**Exercise details:**
Could you restate every line of the data word for word?

* * * * *

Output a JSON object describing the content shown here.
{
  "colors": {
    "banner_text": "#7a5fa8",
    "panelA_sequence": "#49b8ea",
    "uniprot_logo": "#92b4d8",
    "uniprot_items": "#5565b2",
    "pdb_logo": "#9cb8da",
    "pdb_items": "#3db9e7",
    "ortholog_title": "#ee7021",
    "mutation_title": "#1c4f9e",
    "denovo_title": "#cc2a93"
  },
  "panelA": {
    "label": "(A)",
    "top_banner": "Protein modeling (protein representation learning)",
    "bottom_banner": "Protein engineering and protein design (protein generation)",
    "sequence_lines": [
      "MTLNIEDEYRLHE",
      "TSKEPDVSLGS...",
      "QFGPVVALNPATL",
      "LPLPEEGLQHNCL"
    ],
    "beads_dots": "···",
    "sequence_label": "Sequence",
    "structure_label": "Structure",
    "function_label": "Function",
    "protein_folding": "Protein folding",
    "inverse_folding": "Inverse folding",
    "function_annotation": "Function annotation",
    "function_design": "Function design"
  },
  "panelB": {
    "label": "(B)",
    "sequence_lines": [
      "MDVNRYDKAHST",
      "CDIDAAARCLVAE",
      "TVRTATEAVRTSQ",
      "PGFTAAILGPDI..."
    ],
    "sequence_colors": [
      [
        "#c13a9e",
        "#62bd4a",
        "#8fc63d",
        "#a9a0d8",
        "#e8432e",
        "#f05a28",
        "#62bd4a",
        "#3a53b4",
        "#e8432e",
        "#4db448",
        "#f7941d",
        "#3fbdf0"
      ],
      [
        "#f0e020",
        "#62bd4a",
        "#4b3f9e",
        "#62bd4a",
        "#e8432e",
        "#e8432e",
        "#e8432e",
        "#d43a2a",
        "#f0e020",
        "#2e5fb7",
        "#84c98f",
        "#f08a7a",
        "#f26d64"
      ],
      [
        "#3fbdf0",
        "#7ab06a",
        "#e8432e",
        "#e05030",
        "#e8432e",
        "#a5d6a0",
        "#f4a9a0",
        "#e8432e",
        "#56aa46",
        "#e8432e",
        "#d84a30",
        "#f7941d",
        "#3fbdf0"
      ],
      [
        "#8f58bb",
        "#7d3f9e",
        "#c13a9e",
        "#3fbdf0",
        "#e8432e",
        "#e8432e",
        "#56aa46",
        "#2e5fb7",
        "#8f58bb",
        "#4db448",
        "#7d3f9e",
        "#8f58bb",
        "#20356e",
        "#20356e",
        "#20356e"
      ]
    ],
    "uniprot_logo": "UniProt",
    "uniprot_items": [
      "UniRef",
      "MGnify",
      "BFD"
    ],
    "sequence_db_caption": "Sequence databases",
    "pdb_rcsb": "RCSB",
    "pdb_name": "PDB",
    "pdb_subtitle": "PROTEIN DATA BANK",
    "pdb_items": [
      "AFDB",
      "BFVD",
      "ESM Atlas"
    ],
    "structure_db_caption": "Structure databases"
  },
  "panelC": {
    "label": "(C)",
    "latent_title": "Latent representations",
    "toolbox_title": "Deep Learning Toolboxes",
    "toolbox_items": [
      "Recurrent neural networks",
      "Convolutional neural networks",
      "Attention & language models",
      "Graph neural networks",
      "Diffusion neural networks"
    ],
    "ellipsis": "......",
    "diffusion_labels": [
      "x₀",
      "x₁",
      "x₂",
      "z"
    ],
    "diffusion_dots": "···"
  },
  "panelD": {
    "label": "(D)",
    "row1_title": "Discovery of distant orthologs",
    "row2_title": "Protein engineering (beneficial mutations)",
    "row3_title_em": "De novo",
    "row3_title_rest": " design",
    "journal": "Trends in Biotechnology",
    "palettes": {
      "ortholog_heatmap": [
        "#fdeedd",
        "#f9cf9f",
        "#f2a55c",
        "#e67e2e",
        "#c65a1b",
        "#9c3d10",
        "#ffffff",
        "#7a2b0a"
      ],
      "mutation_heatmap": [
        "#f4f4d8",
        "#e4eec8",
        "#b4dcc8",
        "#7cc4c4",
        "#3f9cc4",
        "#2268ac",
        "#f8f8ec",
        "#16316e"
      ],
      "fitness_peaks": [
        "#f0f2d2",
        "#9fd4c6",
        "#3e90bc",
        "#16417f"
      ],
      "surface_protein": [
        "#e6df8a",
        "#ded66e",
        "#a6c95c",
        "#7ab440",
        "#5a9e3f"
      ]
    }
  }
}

* * * * *

**Answer to the problem:**
Output a JSON object describing the content shown here.
{
  "colors": {
    "banner_text": "#7a5fa8",
    "panelA_sequence": "#49b8ea",
    "uniprot_logo": "#92b4d8",
    "uniprot_items": "#5565b2",
    "pdb_logo": "#9cb8da",
    "pdb_items": "#3db9e7",
    "ortholog_title": "#ee7021",
    "mutation_title": "#1c4f9e",
    "denovo_title": "#cc2a93"
  },
  "panelA": {
    "label": "(A)",
    "top_banner": "Protein modeling (protein representation learning)",
    "bottom_banner": "Protein engineering and protein design (protein generation)",
    "sequence_lines": [
      "MTLNIEDEYRLHE",
      "TSKEPDVSLGS...",
      "QFGPVVALNPATL",
      "LPLPEEGLQHNCL"
    ],
    "beads_dots": "···",
    "sequence_label": "Sequence",
    "structure_label": "Structure",
    "function_label": "Function",
    "protein_folding": "Protein folding",
    "inverse_folding": "Inverse folding",
    "function_annotation": "Function annotation",
    "function_design": "Function design"
  },
  "panelB": {
    "label": "(B)",
    "sequence_lines": [
      "MDVNRYDKAHST",
      "CDIDAAARCLVAE",
      "TVRTATEAVRTSQ",
      "PGFTAAILGPDI..."
    ],
    "sequence_colors": [
      [
        "#c13a9e",
        "#62bd4a",
        "#8fc63d",
        "#a9a0d8",
        "#e8432e",
        "#f05a28",
        "#62bd4a",
        "#3a53b4",
        "#e8432e",
        "#4db448",
        "#f7941d",
        "#3fbdf0"
      ],
      [
        "#f0e020",
        "#62bd4a",
        "#4b3f9e",
        "#62bd4a",
        "#e8432e",
        "#e8432e",
        "#e8432e",
        "#d43a2a",
        "#f0e020",
        "#2e5fb7",
        "#84c98f",
        "#f08a7a",
        "#f26d64"
      ],
      [
        "#3fbdf0",
        "#7ab06a",
        "#e8432e",
        "#e05030",
        "#e8432e",
        "#a5d6a0",
        "#f4a9a0",
        "#e8432e",
        "#56aa46",
        "#e8432e",
        "#d84a30",
        "#f7941d",
        "#3fbdf0"
      ],
      [
        "#8f58bb",
        "#7d3f9e",
        "#c13a9e",
        "#3fbdf0",
        "#e8432e",
        "#e8432e",
        "#56aa46",
        "#2e5fb7",
        "#8f58bb",
        "#4db448",
        "#7d3f9e",
        "#8f58bb",
        "#20356e",
        "#20356e",
        "#20356e"
      ]
    ],
    "uniprot_logo": "UniProt",
    "uniprot_items": [
      "UniRef",
      "MGnify",
      "BFD"
    ],
    "sequence_db_caption": "Sequence databases",
    "pdb_rcsb": "RCSB",
    "pdb_name": "PDB",
    "pdb_subtitle": "PROTEIN DATA BANK",
    "pdb_items": [
      "AFDB",
      "BFVD",
      "ESM Atlas"
    ],
    "structure_db_caption": "Structure databases"
  },
  "panelC": {
    "label": "(C)",
    "latent_title": "Latent representations",
    "toolbox_title": "Deep Learning Toolboxes",
    "toolbox_items": [
      "Recurrent neural networks",
      "Convolutional neural networks",
      "Attention & language models",
      "Graph neural networks",
      "Diffusion neural networks"
    ],
    "ellipsis": "......",
    "diffusion_labels": [
      "x₀",
      "x₁",
      "x₂",
      "z"
    ],
    "diffusion_dots": "···"
  },
  "panelD": {
    "label": "(D)",
    "row1_title": "Discovery of distant orthologs",
    "row2_title": "Protein engineering (beneficial mutations)",
    "row3_title_em": "De novo",
    "row3_title_rest": " design",
    "journal": "Trends in Biotechnology",
    "palettes": {
      "ortholog_heatmap": [
        "#fdeedd",
        "#f9cf9f",
        "#f2a55c",
        "#e67e2e",
        "#c65a1b",
        "#9c3d10",
        "#ffffff",
        "#7a2b0a"
      ],
      "mutation_heatmap": [
        "#f4f4d8",
        "#e4eec8",
        "#b4dcc8",
        "#7cc4c4",
        "#3f9cc4",
        "#2268ac",
        "#f8f8ec",
        "#16316e"
      ],
      "fitness_peaks": [
        "#f0f2d2",
        "#9fd4c6",
        "#3e90bc",
        "#16417f"
      ],
      "surface_protein": [
        "#e6df8a",
        "#ded66e",
        "#a6c95c",
        "#7ab440",
        "#5a9e3f"
      ]
    }
  }
}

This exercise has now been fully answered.